Work required –
Give all of the lines again, with nothing added or dropped.

[Entries from a dataset]
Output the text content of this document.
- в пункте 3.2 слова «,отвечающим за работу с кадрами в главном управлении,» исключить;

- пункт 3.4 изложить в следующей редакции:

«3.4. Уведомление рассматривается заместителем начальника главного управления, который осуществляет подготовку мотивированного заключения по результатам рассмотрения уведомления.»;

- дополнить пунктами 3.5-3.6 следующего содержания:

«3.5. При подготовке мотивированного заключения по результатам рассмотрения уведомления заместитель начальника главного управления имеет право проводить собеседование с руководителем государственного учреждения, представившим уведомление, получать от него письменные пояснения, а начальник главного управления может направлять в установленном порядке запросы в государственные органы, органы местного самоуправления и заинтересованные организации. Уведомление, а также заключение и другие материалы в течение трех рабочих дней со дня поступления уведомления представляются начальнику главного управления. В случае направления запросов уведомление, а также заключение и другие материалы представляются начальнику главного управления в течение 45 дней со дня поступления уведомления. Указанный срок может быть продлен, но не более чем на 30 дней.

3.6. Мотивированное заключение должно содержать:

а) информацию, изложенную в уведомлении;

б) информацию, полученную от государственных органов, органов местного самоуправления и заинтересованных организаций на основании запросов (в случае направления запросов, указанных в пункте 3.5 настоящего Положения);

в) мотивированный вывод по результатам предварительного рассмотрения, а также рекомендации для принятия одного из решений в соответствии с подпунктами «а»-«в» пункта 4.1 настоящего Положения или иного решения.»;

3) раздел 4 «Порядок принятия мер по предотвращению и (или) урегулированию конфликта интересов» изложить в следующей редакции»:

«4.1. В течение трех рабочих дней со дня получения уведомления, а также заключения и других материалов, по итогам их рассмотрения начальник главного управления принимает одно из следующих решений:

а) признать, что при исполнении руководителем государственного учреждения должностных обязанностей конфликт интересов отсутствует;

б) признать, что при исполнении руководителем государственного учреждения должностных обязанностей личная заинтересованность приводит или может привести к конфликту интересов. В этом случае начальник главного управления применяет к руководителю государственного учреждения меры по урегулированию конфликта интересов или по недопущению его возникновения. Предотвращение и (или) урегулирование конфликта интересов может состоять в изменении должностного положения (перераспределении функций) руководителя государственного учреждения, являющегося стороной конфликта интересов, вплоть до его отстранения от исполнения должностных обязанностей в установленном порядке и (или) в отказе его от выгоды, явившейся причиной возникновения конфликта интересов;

Solution to the problem –
Output the text content of this document.
- в пункте 3.2 слова «,отвечающим за работу с кадрами в главном управлении,» исключить;

- пункт 3.4 изложить в следующей редакции:

«3.4. Уведомление рассматривается заместителем начальника главного управления, который осуществляет подготовку мотивированного заключения по результатам рассмотрения уведомления.»;

- дополнить пунктами 3.5-3.6 следующего содержания:

«3.5. При подготовке мотивированного заключения по результатам рассмотрения уведомления заместитель начальника главного управления имеет право проводить собеседование с руководителем государственного учреждения, представившим уведомление, получать от него письменные пояснения, а начальник главного управления может направлять в установленном порядке запросы в государственные органы, органы местного самоуправления и заинтересованные организации. Уведомление, а также заключение и другие материалы в течение трех рабочих дней со дня поступления уведомления представляются начальнику главного управления. В случае направления запросов уведомление, а также заключение и другие материалы представляются начальнику главного управления в течение 45 дней со дня поступления уведомления. Указанный срок может быть продлен, но не более чем на 30 дней.

3.6. Мотивированное заключение должно содержать:

а) информацию, изложенную в уведомлении;

б) информацию, полученную от государственных органов, органов местного самоуправления и заинтересованных организаций на основании запросов (в случае направления запросов, указанных в пункте 3.5 настоящего Положения);

в) мотивированный вывод по результатам предварительного рассмотрения, а также рекомендации для принятия одного из решений в соответствии с подпунктами «а»-«в» пункта 4.1 настоящего Положения или иного решения.»;

3) раздел 4 «Порядок принятия мер по предотвращению и (или) урегулированию конфликта интересов» изложить в следующей редакции»:

«4.1. В течение трех рабочих дней со дня получения уведомления, а также заключения и других материалов, по итогам их рассмотрения начальник главного управления принимает одно из следующих решений:

а) признать, что при исполнении руководителем государственного учреждения должностных обязанностей конфликт интересов отсутствует;

б) признать, что при исполнении руководителем государственного учреждения должностных обязанностей личная заинтересованность приводит или может привести к конфликту интересов. В этом случае начальник главного управления применяет к руководителю государственного учреждения меры по урегулированию конфликта интересов или по недопущению его возникновения. Предотвращение и (или) урегулирование конфликта интересов может состоять в изменении должностного положения (перераспределении функций) руководителя государственного учреждения, являющегося стороной конфликта интересов, вплоть до его отстранения от исполнения должностных обязанностей в установленном порядке и (или) в отказе его от выгоды, явившейся причиной возникновения конфликта интересов;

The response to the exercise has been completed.